───── Available data

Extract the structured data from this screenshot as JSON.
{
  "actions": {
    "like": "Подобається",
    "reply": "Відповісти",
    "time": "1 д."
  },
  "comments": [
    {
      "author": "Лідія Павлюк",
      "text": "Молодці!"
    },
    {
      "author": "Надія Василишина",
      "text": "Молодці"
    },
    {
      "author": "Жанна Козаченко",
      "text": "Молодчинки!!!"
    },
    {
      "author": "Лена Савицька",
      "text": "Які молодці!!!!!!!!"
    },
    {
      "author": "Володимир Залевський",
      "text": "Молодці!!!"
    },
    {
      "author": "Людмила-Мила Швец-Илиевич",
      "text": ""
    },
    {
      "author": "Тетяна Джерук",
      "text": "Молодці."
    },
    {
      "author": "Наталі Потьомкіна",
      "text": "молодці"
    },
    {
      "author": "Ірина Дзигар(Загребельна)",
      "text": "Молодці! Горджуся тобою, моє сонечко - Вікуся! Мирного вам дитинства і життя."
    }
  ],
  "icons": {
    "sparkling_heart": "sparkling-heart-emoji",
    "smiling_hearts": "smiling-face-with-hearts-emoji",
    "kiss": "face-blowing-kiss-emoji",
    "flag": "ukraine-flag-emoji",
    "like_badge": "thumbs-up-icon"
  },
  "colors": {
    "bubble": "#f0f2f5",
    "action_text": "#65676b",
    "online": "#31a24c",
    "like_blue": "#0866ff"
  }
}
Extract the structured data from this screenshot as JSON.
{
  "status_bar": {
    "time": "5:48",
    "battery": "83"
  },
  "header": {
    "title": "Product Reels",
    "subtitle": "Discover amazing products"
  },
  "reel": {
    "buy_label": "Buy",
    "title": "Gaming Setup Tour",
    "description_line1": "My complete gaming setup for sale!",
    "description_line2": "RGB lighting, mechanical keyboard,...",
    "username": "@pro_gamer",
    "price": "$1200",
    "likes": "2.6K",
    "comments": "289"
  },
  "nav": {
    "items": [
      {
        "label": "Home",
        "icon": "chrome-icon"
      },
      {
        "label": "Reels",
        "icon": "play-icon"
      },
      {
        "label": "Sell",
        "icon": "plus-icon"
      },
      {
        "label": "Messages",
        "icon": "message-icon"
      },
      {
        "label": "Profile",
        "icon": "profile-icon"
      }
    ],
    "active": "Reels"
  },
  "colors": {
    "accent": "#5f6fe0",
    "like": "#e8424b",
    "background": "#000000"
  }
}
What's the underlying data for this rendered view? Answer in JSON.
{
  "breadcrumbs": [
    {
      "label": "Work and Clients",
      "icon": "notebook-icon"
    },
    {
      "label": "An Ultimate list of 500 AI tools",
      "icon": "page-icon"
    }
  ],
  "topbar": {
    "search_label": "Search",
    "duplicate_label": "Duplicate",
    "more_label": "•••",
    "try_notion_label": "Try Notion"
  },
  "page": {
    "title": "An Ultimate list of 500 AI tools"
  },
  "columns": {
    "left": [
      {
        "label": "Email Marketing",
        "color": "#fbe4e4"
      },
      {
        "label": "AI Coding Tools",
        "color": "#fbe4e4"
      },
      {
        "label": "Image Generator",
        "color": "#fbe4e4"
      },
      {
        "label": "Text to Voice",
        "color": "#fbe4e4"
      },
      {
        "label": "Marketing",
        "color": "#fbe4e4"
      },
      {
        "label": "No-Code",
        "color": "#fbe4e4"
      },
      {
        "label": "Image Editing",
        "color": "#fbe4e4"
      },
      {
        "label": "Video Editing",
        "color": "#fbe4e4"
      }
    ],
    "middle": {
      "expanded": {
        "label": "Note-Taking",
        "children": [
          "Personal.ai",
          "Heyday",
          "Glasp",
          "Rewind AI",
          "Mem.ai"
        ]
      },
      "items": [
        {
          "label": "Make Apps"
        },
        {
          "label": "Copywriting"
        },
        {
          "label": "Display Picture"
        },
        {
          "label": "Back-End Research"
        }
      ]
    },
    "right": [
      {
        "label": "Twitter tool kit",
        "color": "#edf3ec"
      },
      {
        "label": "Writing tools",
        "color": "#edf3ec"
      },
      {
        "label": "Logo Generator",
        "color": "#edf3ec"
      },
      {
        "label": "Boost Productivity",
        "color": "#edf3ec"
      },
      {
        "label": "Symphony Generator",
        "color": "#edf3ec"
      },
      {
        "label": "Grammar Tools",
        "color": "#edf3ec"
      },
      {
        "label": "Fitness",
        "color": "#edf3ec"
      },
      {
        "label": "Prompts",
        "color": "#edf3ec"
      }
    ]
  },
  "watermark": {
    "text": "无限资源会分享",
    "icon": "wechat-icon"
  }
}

──────────

(Exercise objective) Take the entries and copy them out exactly.

(Full solution)
Extract the structured data from this screenshot as JSON.
{
  "actions": {
    "like": "Подобається",
    "reply": "Відповісти",
    "time": "1 д."
  },
  "comments": [
    {
      "author": "Лідія Павлюк",
      "text": "Молодці!"
    },
    {
      "author": "Надія Василишина",
      "text": "Молодці"
    },
    {
      "author": "Жанна Козаченко",
      "text": "Молодчинки!!!"
    },
    {
      "author": "Лена Савицька",
      "text": "Які молодці!!!!!!!!"
    },
    {
      "author": "Володимир Залевський",
      "text": "Молодці!!!"
    },
    {
      "author": "Людмила-Мила Швец-Илиевич",
      "text": ""
    },
    {
      "author": "Тетяна Джерук",
      "text": "Молодці."
    },
    {
      "author": "Наталі Потьомкіна",
      "text": "молодці"
    },
    {
      "author": "Ірина Дзигар(Загребельна)",
      "text": "Молодці! Горджуся тобою, моє сонечко - Вікуся! Мирного вам дитинства і життя."
    }
  ],
  "icons": {
    "sparkling_heart": "sparkling-heart-emoji",
    "smiling_hearts": "smiling-face-with-hearts-emoji",
    "kiss": "face-blowing-kiss-emoji",
    "flag": "ukraine-flag-emoji",
    "like_badge": "thumbs-up-icon"
  },
  "colors": {
    "bubble": "#f0f2f5",
    "action_text": "#65676b",
    "online": "#31a24c",
    "like_blue": "#0866ff"
  }
}
Extract the structured data from this screenshot as JSON.
{
  "status_bar": {
    "time": "5:48",
    "battery": "83"
  },
  "header": {
    "title": "Product Reels",
    "subtitle": "Discover amazing products"
  },
  "reel": {
    "buy_label": "Buy",
    "title": "Gaming Setup Tour",
    "description_line1": "My complete gaming setup for sale!",
    "description_line2": "RGB lighting, mechanical keyboard,...",
    "username": "@pro_gamer",
    "price": "$1200",
    "likes": "2.6K",
    "comments": "289"
  },
  "nav": {
    "items": [
      {
        "label": "Home",
        "icon": "chrome-icon"
      },
      {
        "label": "Reels",
        "icon": "play-icon"
      },
      {
        "label": "Sell",
        "icon": "plus-icon"
      },
      {
        "label": "Messages",
        "icon": "message-icon"
      },
      {
        "label": "Profile",
        "icon": "profile-icon"
      }
    ],
    "active": "Reels"
  },
  "colors": {
    "accent": "#5f6fe0",
    "like": "#e8424b",
    "background": "#000000"
  }
}
What's the underlying data for this rendered view? Answer in JSON.
{
  "breadcrumbs": [
    {
      "label": "Work and Clients",
      "icon": "notebook-icon"
    },
    {
      "label": "An Ultimate list of 500 AI tools",
      "icon": "page-icon"
    }
  ],
  "topbar": {
    "search_label": "Search",
    "duplicate_label": "Duplicate",
    "more_label": "•••",
    "try_notion_label": "Try Notion"
  },
  "page": {
    "title": "An Ultimate list of 500 AI tools"
  },
  "columns": {
    "left": [
      {
        "label": "Email Marketing",
        "color": "#fbe4e4"
      },
      {
        "label": "AI Coding Tools",
        "color": "#fbe4e4"
      },
      {
        "label": "Image Generator",
        "color": "#fbe4e4"
      },
      {
        "label": "Text to Voice",
        "color": "#fbe4e4"
      },
      {
        "label": "Marketing",
        "color": "#fbe4e4"
      },
      {
        "label": "No-Code",
        "color": "#fbe4e4"
      },
      {
        "label": "Image Editing",
        "color": "#fbe4e4"
      },
      {
        "label": "Video Editing",
        "color": "#fbe4e4"
      }
    ],
    "middle": {
      "expanded": {
        "label": "Note-Taking",
        "children": [
          "Personal.ai",
          "Heyday",
          "Glasp",
          "Rewind AI",
          "Mem.ai"
        ]
      },
      "items": [
        {
          "label": "Make Apps"
        },
        {
          "label": "Copywriting"
        },
        {
          "label": "Display Picture"
        },
        {
          "label": "Back-End Research"
        }
      ]
    },
    "right": [
      {
        "label": "Twitter tool kit",
        "color": "#edf3ec"
      },
      {
        "label": "Writing tools",
        "color": "#edf3ec"
      },
      {
        "label": "Logo Generator",
        "color": "#edf3ec"
      },
      {
        "label": "Boost Productivity",
        "color": "#edf3ec"
      },
      {
        "label": "Symphony Generator",
        "color": "#edf3ec"
      },
      {
        "label": "Grammar Tools",
        "color": "#edf3ec"
      },
      {
        "label": "Fitness",
        "color": "#edf3ec"
      },
      {
        "label": "Prompts",
        "color": "#edf3ec"
      }
    ]
  },
  "watermark": {
    "text": "无限资源会分享",
    "icon": "wechat-icon"
  }
}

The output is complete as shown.